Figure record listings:
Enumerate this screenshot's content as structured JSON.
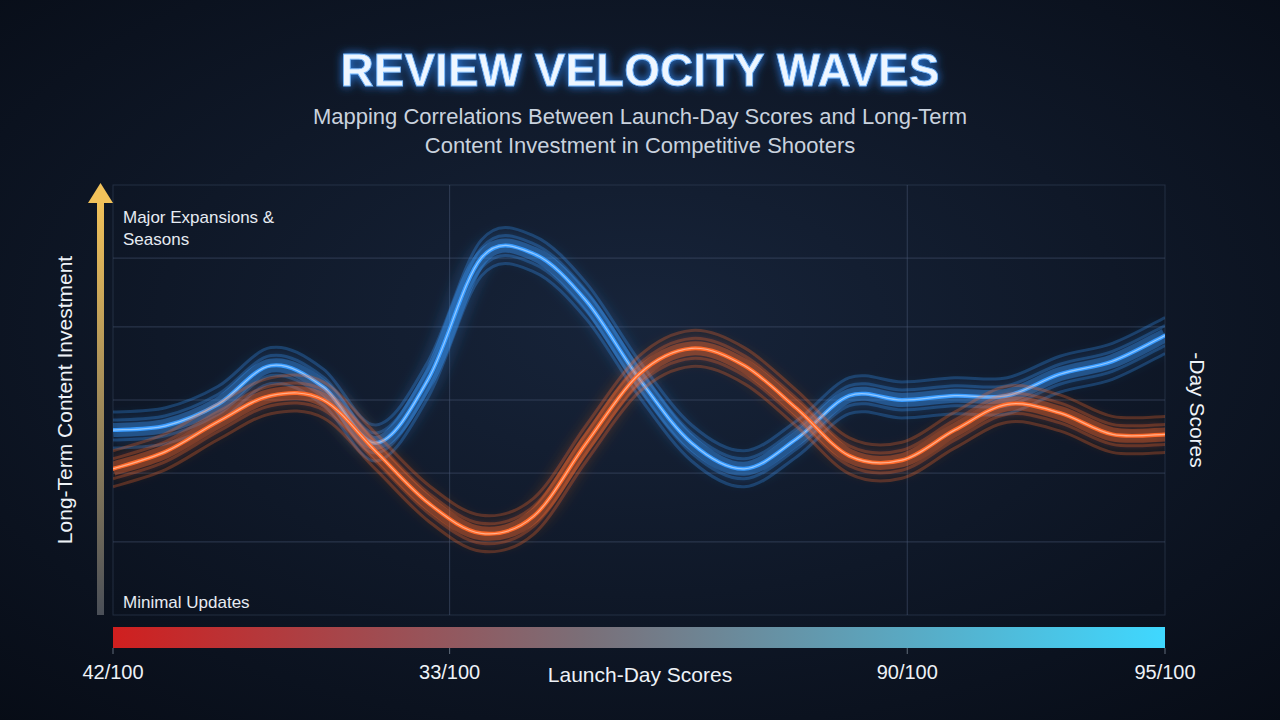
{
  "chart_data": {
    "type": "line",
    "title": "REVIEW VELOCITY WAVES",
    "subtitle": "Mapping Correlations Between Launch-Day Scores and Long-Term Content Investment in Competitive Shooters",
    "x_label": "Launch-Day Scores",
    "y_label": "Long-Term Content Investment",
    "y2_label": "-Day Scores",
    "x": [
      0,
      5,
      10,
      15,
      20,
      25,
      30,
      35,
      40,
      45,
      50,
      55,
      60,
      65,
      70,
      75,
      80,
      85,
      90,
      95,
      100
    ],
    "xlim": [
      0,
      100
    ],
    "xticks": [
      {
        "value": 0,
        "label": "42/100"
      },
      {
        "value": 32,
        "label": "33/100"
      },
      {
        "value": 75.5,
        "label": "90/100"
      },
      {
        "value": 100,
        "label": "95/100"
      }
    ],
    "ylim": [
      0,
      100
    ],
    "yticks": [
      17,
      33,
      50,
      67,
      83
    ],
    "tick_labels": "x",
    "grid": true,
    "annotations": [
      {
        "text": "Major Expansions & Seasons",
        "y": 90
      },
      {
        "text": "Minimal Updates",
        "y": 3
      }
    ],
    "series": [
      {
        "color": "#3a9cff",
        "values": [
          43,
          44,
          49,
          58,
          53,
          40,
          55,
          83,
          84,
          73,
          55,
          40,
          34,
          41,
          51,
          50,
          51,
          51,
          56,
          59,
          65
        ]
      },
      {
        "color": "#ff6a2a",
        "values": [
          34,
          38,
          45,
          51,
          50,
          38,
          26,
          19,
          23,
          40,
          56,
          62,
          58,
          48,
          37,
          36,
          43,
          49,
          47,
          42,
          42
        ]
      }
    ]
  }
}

JOB: Copy the records above exactly, leaving out every picture.

THE REPLY:
Enumerate this screenshot's content as structured JSON.
{
  "chart_data": {
    "type": "line",
    "title": "REVIEW VELOCITY WAVES",
    "subtitle": "Mapping Correlations Between Launch-Day Scores and Long-Term Content Investment in Competitive Shooters",
    "x_label": "Launch-Day Scores",
    "y_label": "Long-Term Content Investment",
    "y2_label": "-Day Scores",
    "x": [
      0,
      5,
      10,
      15,
      20,
      25,
      30,
      35,
      40,
      45,
      50,
      55,
      60,
      65,
      70,
      75,
      80,
      85,
      90,
      95,
      100
    ],
    "xlim": [
      0,
      100
    ],
    "xticks": [
      {
        "value": 0,
        "label": "42/100"
      },
      {
        "value": 32,
        "label": "33/100"
      },
      {
        "value": 75.5,
        "label": "90/100"
      },
      {
        "value": 100,
        "label": "95/100"
      }
    ],
    "ylim": [
      0,
      100
    ],
    "yticks": [
      17,
      33,
      50,
      67,
      83
    ],
    "tick_labels": "x",
    "grid": true,
    "annotations": [
      {
        "text": "Major Expansions & Seasons",
        "y": 90
      },
      {
        "text": "Minimal Updates",
        "y": 3
      }
    ],
    "series": [
      {
        "color": "#3a9cff",
        "values": [
          43,
          44,
          49,
          58,
          53,
          40,
          55,
          83,
          84,
          73,
          55,
          40,
          34,
          41,
          51,
          50,
          51,
          51,
          56,
          59,
          65
        ]
      },
      {
        "color": "#ff6a2a",
        "values": [
          34,
          38,
          45,
          51,
          50,
          38,
          26,
          19,
          23,
          40,
          56,
          62,
          58,
          48,
          37,
          36,
          43,
          49,
          47,
          42,
          42
        ]
      }
    ]
  }
}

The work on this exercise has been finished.